■ Exercise:
Output all of the data below exactly as given.
- - - - -
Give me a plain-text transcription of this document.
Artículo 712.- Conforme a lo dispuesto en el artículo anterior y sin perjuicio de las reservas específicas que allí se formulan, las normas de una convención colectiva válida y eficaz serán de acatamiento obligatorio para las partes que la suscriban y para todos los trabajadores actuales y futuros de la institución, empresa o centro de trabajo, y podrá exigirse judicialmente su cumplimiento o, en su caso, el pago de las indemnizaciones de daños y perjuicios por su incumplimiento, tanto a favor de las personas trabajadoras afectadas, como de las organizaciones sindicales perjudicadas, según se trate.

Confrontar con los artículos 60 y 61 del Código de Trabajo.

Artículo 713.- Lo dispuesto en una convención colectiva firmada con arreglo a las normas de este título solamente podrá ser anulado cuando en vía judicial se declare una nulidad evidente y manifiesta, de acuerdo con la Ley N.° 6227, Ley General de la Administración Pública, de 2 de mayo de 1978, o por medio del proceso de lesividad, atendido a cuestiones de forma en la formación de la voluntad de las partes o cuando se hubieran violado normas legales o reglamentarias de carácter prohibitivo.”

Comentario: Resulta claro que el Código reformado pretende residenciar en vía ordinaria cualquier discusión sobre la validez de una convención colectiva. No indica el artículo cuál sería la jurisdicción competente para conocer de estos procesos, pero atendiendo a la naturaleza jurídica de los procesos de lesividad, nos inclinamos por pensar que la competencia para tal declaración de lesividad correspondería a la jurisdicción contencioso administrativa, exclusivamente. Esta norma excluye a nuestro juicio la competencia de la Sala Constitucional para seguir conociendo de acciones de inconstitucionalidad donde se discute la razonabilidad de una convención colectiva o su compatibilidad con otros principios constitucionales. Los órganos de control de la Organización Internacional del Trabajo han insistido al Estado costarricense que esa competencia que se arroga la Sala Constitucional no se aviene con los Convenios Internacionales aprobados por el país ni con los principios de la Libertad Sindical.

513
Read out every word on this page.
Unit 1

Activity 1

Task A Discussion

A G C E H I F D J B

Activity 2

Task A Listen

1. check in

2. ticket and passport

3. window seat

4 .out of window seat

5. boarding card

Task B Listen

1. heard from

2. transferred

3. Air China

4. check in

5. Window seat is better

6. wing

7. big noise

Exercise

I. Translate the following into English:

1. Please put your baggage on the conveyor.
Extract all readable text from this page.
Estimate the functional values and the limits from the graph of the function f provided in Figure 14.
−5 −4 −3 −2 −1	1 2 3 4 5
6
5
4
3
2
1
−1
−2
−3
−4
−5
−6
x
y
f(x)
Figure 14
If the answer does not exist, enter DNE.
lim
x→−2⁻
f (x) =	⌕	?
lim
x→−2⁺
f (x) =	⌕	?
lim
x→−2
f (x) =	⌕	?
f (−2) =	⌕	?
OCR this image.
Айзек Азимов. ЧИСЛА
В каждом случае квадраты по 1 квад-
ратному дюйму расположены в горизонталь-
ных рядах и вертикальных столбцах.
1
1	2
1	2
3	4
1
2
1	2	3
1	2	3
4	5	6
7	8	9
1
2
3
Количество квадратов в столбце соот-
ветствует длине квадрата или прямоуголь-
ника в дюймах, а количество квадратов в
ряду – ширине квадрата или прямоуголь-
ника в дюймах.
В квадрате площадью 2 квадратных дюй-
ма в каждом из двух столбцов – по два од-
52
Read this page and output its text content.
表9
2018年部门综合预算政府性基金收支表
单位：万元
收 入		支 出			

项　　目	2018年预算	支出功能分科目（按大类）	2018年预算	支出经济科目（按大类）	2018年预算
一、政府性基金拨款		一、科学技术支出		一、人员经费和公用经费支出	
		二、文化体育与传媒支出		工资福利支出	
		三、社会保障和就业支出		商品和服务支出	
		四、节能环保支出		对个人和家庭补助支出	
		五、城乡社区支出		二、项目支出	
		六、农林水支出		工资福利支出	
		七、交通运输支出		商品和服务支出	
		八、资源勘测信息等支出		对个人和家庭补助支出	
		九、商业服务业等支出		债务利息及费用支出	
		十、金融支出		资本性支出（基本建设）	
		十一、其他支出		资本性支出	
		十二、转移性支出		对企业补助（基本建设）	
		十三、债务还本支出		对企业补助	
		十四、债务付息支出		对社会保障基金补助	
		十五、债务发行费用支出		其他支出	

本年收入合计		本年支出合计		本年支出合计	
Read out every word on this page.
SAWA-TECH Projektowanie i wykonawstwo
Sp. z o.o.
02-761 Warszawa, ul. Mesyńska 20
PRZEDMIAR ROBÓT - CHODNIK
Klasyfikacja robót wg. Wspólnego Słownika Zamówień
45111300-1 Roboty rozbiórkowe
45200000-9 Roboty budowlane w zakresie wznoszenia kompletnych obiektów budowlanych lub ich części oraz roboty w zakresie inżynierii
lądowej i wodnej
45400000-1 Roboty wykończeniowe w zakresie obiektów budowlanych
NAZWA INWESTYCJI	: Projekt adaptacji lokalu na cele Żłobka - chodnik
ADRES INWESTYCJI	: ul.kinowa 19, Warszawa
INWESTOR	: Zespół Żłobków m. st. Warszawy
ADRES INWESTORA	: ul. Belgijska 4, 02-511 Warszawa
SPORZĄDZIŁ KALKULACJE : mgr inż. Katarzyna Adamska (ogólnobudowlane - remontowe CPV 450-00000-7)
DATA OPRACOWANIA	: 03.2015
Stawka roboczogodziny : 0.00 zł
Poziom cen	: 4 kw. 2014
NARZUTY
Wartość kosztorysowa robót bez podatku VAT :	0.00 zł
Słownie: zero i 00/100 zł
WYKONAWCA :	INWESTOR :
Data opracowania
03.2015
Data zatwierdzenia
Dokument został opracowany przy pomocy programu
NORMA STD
- - - - -
■ Answer to this task:
Give me a plain-text transcription of this document.
Artículo 712.- Conforme a lo dispuesto en el artículo anterior y sin perjuicio de las reservas específicas que allí se formulan, las normas de una convención colectiva válida y eficaz serán de acatamiento obligatorio para las partes que la suscriban y para todos los trabajadores actuales y futuros de la institución, empresa o centro de trabajo, y podrá exigirse judicialmente su cumplimiento o, en su caso, el pago de las indemnizaciones de daños y perjuicios por su incumplimiento, tanto a favor de las personas trabajadoras afectadas, como de las organizaciones sindicales perjudicadas, según se trate.

Confrontar con los artículos 60 y 61 del Código de Trabajo.

Artículo 713.- Lo dispuesto en una convención colectiva firmada con arreglo a las normas de este título solamente podrá ser anulado cuando en vía judicial se declare una nulidad evidente y manifiesta, de acuerdo con la Ley N.° 6227, Ley General de la Administración Pública, de 2 de mayo de 1978, o por medio del proceso de lesividad, atendido a cuestiones de forma en la formación de la voluntad de las partes o cuando se hubieran violado normas legales o reglamentarias de carácter prohibitivo.”

Comentario: Resulta claro que el Código reformado pretende residenciar en vía ordinaria cualquier discusión sobre la validez de una convención colectiva. No indica el artículo cuál sería la jurisdicción competente para conocer de estos procesos, pero atendiendo a la naturaleza jurídica de los procesos de lesividad, nos inclinamos por pensar que la competencia para tal declaración de lesividad correspondería a la jurisdicción contencioso administrativa, exclusivamente. Esta norma excluye a nuestro juicio la competencia de la Sala Constitucional para seguir conociendo de acciones de inconstitucionalidad donde se discute la razonabilidad de una convención colectiva o su compatibilidad con otros principios constitucionales. Los órganos de control de la Organización Internacional del Trabajo han insistido al Estado costarricense que esa competencia que se arroga la Sala Constitucional no se aviene con los Convenios Internacionales aprobados por el país ni con los principios de la Libertad Sindical.

513
Read out every word on this page.
Unit 1

Activity 1

Task A Discussion

A G C E H I F D J B

Activity 2

Task A Listen

1. check in

2. ticket and passport

3. window seat

4 .out of window seat

5. boarding card

Task B Listen

1. heard from

2. transferred

3. Air China

4. check in

5. Window seat is better

6. wing

7. big noise

Exercise

I. Translate the following into English:

1. Please put your baggage on the conveyor.
Extract all readable text from this page.
Estimate the functional values and the limits from the graph of the function f provided in Figure 14.
−5 −4 −3 −2 −1	1 2 3 4 5
6
5
4
3
2
1
−1
−2
−3
−4
−5
−6
x
y
f(x)
Figure 14
If the answer does not exist, enter DNE.
lim
x→−2⁻
f (x) =	⌕	?
lim
x→−2⁺
f (x) =	⌕	?
lim
x→−2
f (x) =	⌕	?
f (−2) =	⌕	?
OCR this image.
Айзек Азимов. ЧИСЛА
В каждом случае квадраты по 1 квад-
ратному дюйму расположены в горизонталь-
ных рядах и вертикальных столбцах.
1
1	2
1	2
3	4
1
2
1	2	3
1	2	3
4	5	6
7	8	9
1
2
3
Количество квадратов в столбце соот-
ветствует длине квадрата или прямоуголь-
ника в дюймах, а количество квадратов в
ряду – ширине квадрата или прямоуголь-
ника в дюймах.
В квадрате площадью 2 квадратных дюй-
ма в каждом из двух столбцов – по два од-
52
Read this page and output its text content.
表9
2018年部门综合预算政府性基金收支表
单位：万元
收 入		支 出			

项　　目	2018年预算	支出功能分科目（按大类）	2018年预算	支出经济科目（按大类）	2018年预算
一、政府性基金拨款		一、科学技术支出		一、人员经费和公用经费支出	
		二、文化体育与传媒支出		工资福利支出	
		三、社会保障和就业支出		商品和服务支出	
		四、节能环保支出		对个人和家庭补助支出	
		五、城乡社区支出		二、项目支出	
		六、农林水支出		工资福利支出	
		七、交通运输支出		商品和服务支出	
		八、资源勘测信息等支出		对个人和家庭补助支出	
		九、商业服务业等支出		债务利息及费用支出	
		十、金融支出		资本性支出（基本建设）	
		十一、其他支出		资本性支出	
		十二、转移性支出		对企业补助（基本建设）	
		十三、债务还本支出		对企业补助	
		十四、债务付息支出		对社会保障基金补助	
		十五、债务发行费用支出		其他支出	

本年收入合计		本年支出合计		本年支出合计	
Read out every word on this page.
SAWA-TECH Projektowanie i wykonawstwo
Sp. z o.o.
02-761 Warszawa, ul. Mesyńska 20
PRZEDMIAR ROBÓT - CHODNIK
Klasyfikacja robót wg. Wspólnego Słownika Zamówień
45111300-1 Roboty rozbiórkowe
45200000-9 Roboty budowlane w zakresie wznoszenia kompletnych obiektów budowlanych lub ich części oraz roboty w zakresie inżynierii
lądowej i wodnej
45400000-1 Roboty wykończeniowe w zakresie obiektów budowlanych
NAZWA INWESTYCJI	: Projekt adaptacji lokalu na cele Żłobka - chodnik
ADRES INWESTYCJI	: ul.kinowa 19, Warszawa
INWESTOR	: Zespół Żłobków m. st. Warszawy
ADRES INWESTORA	: ul. Belgijska 4, 02-511 Warszawa
SPORZĄDZIŁ KALKULACJE : mgr inż. Katarzyna Adamska (ogólnobudowlane - remontowe CPV 450-00000-7)
DATA OPRACOWANIA	: 03.2015
Stawka roboczogodziny : 0.00 zł
Poziom cen	: 4 kw. 2014
NARZUTY
Wartość kosztorysowa robót bez podatku VAT :	0.00 zł
Słownie: zero i 00/100 zł
WYKONAWCA :	INWESTOR :
Data opracowania
03.2015
Data zatwierdzenia
Dokument został opracowany przy pomocy programu
NORMA STD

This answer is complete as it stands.